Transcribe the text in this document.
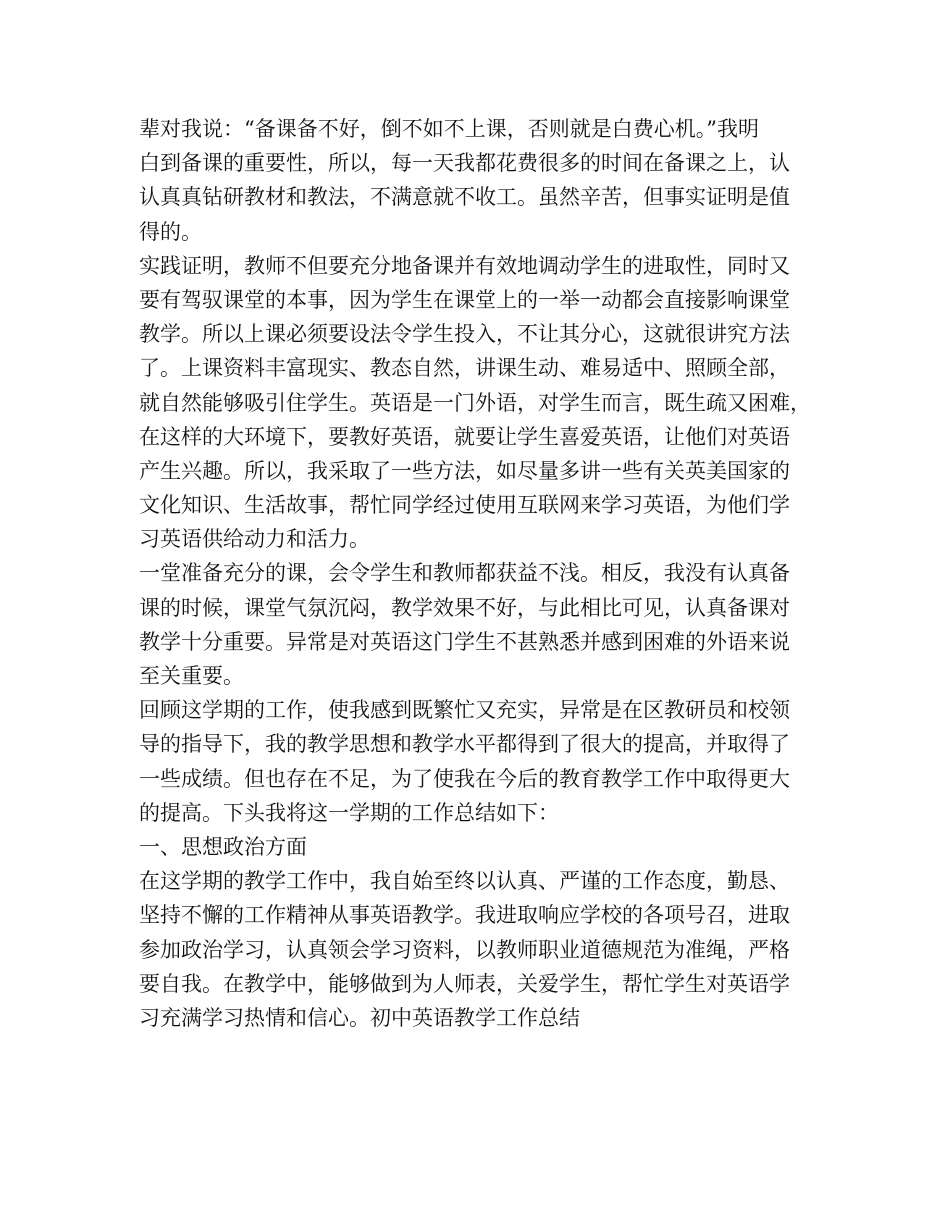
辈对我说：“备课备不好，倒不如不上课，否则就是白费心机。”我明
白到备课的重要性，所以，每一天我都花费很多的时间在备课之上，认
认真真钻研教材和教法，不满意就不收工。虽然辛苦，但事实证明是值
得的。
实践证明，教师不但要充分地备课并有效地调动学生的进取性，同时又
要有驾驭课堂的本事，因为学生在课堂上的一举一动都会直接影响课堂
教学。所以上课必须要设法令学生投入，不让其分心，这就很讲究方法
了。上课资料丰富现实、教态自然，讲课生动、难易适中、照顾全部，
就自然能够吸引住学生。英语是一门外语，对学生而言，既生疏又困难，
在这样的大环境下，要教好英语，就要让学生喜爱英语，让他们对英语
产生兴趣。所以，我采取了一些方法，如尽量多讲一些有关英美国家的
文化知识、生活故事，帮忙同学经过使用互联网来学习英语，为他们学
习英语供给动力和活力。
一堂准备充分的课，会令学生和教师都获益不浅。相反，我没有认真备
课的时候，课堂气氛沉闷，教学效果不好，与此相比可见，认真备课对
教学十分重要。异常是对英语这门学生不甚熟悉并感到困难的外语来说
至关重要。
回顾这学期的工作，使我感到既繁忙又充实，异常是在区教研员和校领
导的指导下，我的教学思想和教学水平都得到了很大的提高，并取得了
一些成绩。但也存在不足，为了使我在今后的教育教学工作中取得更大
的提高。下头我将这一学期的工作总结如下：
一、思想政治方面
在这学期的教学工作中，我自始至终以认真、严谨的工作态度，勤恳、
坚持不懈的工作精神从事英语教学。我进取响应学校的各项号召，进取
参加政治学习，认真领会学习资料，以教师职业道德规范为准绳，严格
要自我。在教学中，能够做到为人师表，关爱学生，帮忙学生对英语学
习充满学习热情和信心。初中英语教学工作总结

########################################

§ **Requirements**:
Transcribe every line in the entries above, taking out only the images.

§ **Result for this task**:
Transcribe the text in this document.
辈对我说：“备课备不好，倒不如不上课，否则就是白费心机。”我明
白到备课的重要性，所以，每一天我都花费很多的时间在备课之上，认
认真真钻研教材和教法，不满意就不收工。虽然辛苦，但事实证明是值
得的。
实践证明，教师不但要充分地备课并有效地调动学生的进取性，同时又
要有驾驭课堂的本事，因为学生在课堂上的一举一动都会直接影响课堂
教学。所以上课必须要设法令学生投入，不让其分心，这就很讲究方法
了。上课资料丰富现实、教态自然，讲课生动、难易适中、照顾全部，
就自然能够吸引住学生。英语是一门外语，对学生而言，既生疏又困难，
在这样的大环境下，要教好英语，就要让学生喜爱英语，让他们对英语
产生兴趣。所以，我采取了一些方法，如尽量多讲一些有关英美国家的
文化知识、生活故事，帮忙同学经过使用互联网来学习英语，为他们学
习英语供给动力和活力。
一堂准备充分的课，会令学生和教师都获益不浅。相反，我没有认真备
课的时候，课堂气氛沉闷，教学效果不好，与此相比可见，认真备课对
教学十分重要。异常是对英语这门学生不甚熟悉并感到困难的外语来说
至关重要。
回顾这学期的工作，使我感到既繁忙又充实，异常是在区教研员和校领
导的指导下，我的教学思想和教学水平都得到了很大的提高，并取得了
一些成绩。但也存在不足，为了使我在今后的教育教学工作中取得更大
的提高。下头我将这一学期的工作总结如下：
一、思想政治方面
在这学期的教学工作中，我自始至终以认真、严谨的工作态度，勤恳、
坚持不懈的工作精神从事英语教学。我进取响应学校的各项号召，进取
参加政治学习，认真领会学习资料，以教师职业道德规范为准绳，严格
要自我。在教学中，能够做到为人师表，关爱学生，帮忙学生对英语学
习充满学习热情和信心。初中英语教学工作总结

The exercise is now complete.